-- Start Listing --
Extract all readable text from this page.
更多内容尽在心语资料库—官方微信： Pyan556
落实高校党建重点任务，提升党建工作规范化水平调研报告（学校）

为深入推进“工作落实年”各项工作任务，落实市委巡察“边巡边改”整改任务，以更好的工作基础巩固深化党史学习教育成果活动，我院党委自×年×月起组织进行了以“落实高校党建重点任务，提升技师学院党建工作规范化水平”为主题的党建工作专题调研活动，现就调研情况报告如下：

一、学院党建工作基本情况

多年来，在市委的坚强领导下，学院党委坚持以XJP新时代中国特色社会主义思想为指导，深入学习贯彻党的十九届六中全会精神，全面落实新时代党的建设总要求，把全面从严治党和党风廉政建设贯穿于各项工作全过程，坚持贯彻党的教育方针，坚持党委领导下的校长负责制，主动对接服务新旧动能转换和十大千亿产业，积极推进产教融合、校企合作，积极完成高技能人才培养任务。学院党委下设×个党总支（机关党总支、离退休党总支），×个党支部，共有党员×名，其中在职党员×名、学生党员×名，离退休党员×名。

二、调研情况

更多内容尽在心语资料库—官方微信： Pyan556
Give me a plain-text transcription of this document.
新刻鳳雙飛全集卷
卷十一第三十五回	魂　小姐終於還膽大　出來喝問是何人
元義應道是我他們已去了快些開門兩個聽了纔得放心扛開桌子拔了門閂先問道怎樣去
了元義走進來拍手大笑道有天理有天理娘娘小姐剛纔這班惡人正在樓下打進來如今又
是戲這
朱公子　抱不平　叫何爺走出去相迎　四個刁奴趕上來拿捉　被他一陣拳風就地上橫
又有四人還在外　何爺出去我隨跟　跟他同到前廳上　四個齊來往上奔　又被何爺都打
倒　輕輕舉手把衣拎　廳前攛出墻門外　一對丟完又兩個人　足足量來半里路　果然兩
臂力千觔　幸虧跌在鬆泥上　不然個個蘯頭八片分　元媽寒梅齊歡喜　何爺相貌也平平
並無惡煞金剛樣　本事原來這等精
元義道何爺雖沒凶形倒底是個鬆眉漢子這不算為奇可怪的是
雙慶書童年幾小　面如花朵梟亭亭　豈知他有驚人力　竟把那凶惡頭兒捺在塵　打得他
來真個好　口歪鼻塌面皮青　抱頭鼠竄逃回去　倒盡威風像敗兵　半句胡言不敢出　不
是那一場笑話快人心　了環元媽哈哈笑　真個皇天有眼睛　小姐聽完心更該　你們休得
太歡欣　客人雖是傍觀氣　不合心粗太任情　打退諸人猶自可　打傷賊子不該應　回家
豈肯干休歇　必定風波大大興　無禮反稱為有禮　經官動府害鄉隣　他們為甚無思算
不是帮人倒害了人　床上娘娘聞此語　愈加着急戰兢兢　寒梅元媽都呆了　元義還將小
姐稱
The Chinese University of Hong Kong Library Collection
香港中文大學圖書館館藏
-- End Listing --
Task description => Give back each line above precisely as it stands.

Solution to this exercise =>
Extract all readable text from this page.
更多内容尽在心语资料库—官方微信： Pyan556
落实高校党建重点任务，提升党建工作规范化水平调研报告（学校）

为深入推进“工作落实年”各项工作任务，落实市委巡察“边巡边改”整改任务，以更好的工作基础巩固深化党史学习教育成果活动，我院党委自×年×月起组织进行了以“落实高校党建重点任务，提升技师学院党建工作规范化水平”为主题的党建工作专题调研活动，现就调研情况报告如下：

一、学院党建工作基本情况

多年来，在市委的坚强领导下，学院党委坚持以XJP新时代中国特色社会主义思想为指导，深入学习贯彻党的十九届六中全会精神，全面落实新时代党的建设总要求，把全面从严治党和党风廉政建设贯穿于各项工作全过程，坚持贯彻党的教育方针，坚持党委领导下的校长负责制，主动对接服务新旧动能转换和十大千亿产业，积极推进产教融合、校企合作，积极完成高技能人才培养任务。学院党委下设×个党总支（机关党总支、离退休党总支），×个党支部，共有党员×名，其中在职党员×名、学生党员×名，离退休党员×名。

二、调研情况

更多内容尽在心语资料库—官方微信： Pyan556
Give me a plain-text transcription of this document.
新刻鳳雙飛全集卷
卷十一第三十五回	魂　小姐終於還膽大　出來喝問是何人
元義應道是我他們已去了快些開門兩個聽了纔得放心扛開桌子拔了門閂先問道怎樣去
了元義走進來拍手大笑道有天理有天理娘娘小姐剛纔這班惡人正在樓下打進來如今又
是戲這
朱公子　抱不平　叫何爺走出去相迎　四個刁奴趕上來拿捉　被他一陣拳風就地上橫
又有四人還在外　何爺出去我隨跟　跟他同到前廳上　四個齊來往上奔　又被何爺都打
倒　輕輕舉手把衣拎　廳前攛出墻門外　一對丟完又兩個人　足足量來半里路　果然兩
臂力千觔　幸虧跌在鬆泥上　不然個個蘯頭八片分　元媽寒梅齊歡喜　何爺相貌也平平
並無惡煞金剛樣　本事原來這等精
元義道何爺雖沒凶形倒底是個鬆眉漢子這不算為奇可怪的是
雙慶書童年幾小　面如花朵梟亭亭　豈知他有驚人力　竟把那凶惡頭兒捺在塵　打得他
來真個好　口歪鼻塌面皮青　抱頭鼠竄逃回去　倒盡威風像敗兵　半句胡言不敢出　不
是那一場笑話快人心　了環元媽哈哈笑　真個皇天有眼睛　小姐聽完心更該　你們休得
太歡欣　客人雖是傍觀氣　不合心粗太任情　打退諸人猶自可　打傷賊子不該應　回家
豈肯干休歇　必定風波大大興　無禮反稱為有禮　經官動府害鄉隣　他們為甚無思算
不是帮人倒害了人　床上娘娘聞此語　愈加着急戰兢兢　寒梅元媽都呆了　元義還將小
姐稱
The Chinese University of Hong Kong Library Collection
香港中文大學圖書館館藏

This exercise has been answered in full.